• [WHAT YOU NEED TO DO]:
Reproduce the material in full, exactly as written.

• [DATA EXTRACT]:
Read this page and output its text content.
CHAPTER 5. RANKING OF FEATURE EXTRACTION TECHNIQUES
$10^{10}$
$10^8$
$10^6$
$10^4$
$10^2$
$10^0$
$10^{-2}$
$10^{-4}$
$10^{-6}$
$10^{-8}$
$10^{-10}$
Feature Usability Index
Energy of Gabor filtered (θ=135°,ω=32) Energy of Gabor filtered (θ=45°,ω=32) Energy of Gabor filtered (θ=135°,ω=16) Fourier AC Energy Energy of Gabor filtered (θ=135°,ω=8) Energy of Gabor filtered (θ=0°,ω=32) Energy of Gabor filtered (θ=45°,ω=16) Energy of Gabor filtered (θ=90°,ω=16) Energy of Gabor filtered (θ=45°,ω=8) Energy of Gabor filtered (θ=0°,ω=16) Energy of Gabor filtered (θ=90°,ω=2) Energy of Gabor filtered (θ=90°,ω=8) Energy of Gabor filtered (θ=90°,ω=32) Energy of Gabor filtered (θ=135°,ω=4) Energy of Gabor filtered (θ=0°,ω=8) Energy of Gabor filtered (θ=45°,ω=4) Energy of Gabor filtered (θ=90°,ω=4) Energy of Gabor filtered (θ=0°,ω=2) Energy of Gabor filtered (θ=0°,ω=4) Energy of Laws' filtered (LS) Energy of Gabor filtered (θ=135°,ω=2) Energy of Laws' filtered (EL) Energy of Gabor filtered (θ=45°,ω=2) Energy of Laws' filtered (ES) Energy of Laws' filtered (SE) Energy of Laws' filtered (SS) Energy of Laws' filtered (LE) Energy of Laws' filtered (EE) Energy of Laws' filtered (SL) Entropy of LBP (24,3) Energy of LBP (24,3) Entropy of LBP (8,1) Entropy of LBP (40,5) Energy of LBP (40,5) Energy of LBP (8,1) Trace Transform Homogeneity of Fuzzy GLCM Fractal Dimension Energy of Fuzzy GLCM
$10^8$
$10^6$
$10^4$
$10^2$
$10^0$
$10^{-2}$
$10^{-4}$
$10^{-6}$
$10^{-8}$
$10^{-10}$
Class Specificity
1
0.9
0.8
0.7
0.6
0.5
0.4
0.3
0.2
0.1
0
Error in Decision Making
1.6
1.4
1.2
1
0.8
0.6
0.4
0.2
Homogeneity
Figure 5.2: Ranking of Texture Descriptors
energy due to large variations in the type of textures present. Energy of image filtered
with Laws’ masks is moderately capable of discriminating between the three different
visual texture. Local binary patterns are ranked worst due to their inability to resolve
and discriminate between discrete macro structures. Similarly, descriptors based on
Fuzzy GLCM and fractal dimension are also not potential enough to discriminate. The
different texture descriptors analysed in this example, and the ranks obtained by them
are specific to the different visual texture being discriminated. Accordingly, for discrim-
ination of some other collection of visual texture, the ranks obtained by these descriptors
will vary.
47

• [WRITTEN ANSWER]:
Read this page and output its text content.
CHAPTER 5. RANKING OF FEATURE EXTRACTION TECHNIQUES
$10^{10}$
$10^8$
$10^6$
$10^4$
$10^2$
$10^0$
$10^{-2}$
$10^{-4}$
$10^{-6}$
$10^{-8}$
$10^{-10}$
Feature Usability Index
Energy of Gabor filtered (θ=135°,ω=32) Energy of Gabor filtered (θ=45°,ω=32) Energy of Gabor filtered (θ=135°,ω=16) Fourier AC Energy Energy of Gabor filtered (θ=135°,ω=8) Energy of Gabor filtered (θ=0°,ω=32) Energy of Gabor filtered (θ=45°,ω=16) Energy of Gabor filtered (θ=90°,ω=16) Energy of Gabor filtered (θ=45°,ω=8) Energy of Gabor filtered (θ=0°,ω=16) Energy of Gabor filtered (θ=90°,ω=2) Energy of Gabor filtered (θ=90°,ω=8) Energy of Gabor filtered (θ=90°,ω=32) Energy of Gabor filtered (θ=135°,ω=4) Energy of Gabor filtered (θ=0°,ω=8) Energy of Gabor filtered (θ=45°,ω=4) Energy of Gabor filtered (θ=90°,ω=4) Energy of Gabor filtered (θ=0°,ω=2) Energy of Gabor filtered (θ=0°,ω=4) Energy of Laws' filtered (LS) Energy of Gabor filtered (θ=135°,ω=2) Energy of Laws' filtered (EL) Energy of Gabor filtered (θ=45°,ω=2) Energy of Laws' filtered (ES) Energy of Laws' filtered (SE) Energy of Laws' filtered (SS) Energy of Laws' filtered (LE) Energy of Laws' filtered (EE) Energy of Laws' filtered (SL) Entropy of LBP (24,3) Energy of LBP (24,3) Entropy of LBP (8,1) Entropy of LBP (40,5) Energy of LBP (40,5) Energy of LBP (8,1) Trace Transform Homogeneity of Fuzzy GLCM Fractal Dimension Energy of Fuzzy GLCM
$10^8$
$10^6$
$10^4$
$10^2$
$10^0$
$10^{-2}$
$10^{-4}$
$10^{-6}$
$10^{-8}$
$10^{-10}$
Class Specificity
1
0.9
0.8
0.7
0.6
0.5
0.4
0.3
0.2
0.1
0
Error in Decision Making
1.6
1.4
1.2
1
0.8
0.6
0.4
0.2
Homogeneity
Figure 5.2: Ranking of Texture Descriptors
energy due to large variations in the type of textures present. Energy of image filtered
with Laws’ masks is moderately capable of discriminating between the three different
visual texture. Local binary patterns are ranked worst due to their inability to resolve
and discriminate between discrete macro structures. Similarly, descriptors based on
Fuzzy GLCM and fractal dimension are also not potential enough to discriminate. The
different texture descriptors analysed in this example, and the ranks obtained by them
are specific to the different visual texture being discriminated. Accordingly, for discrim-
ination of some other collection of visual texture, the ranks obtained by these descriptors
will vary.
47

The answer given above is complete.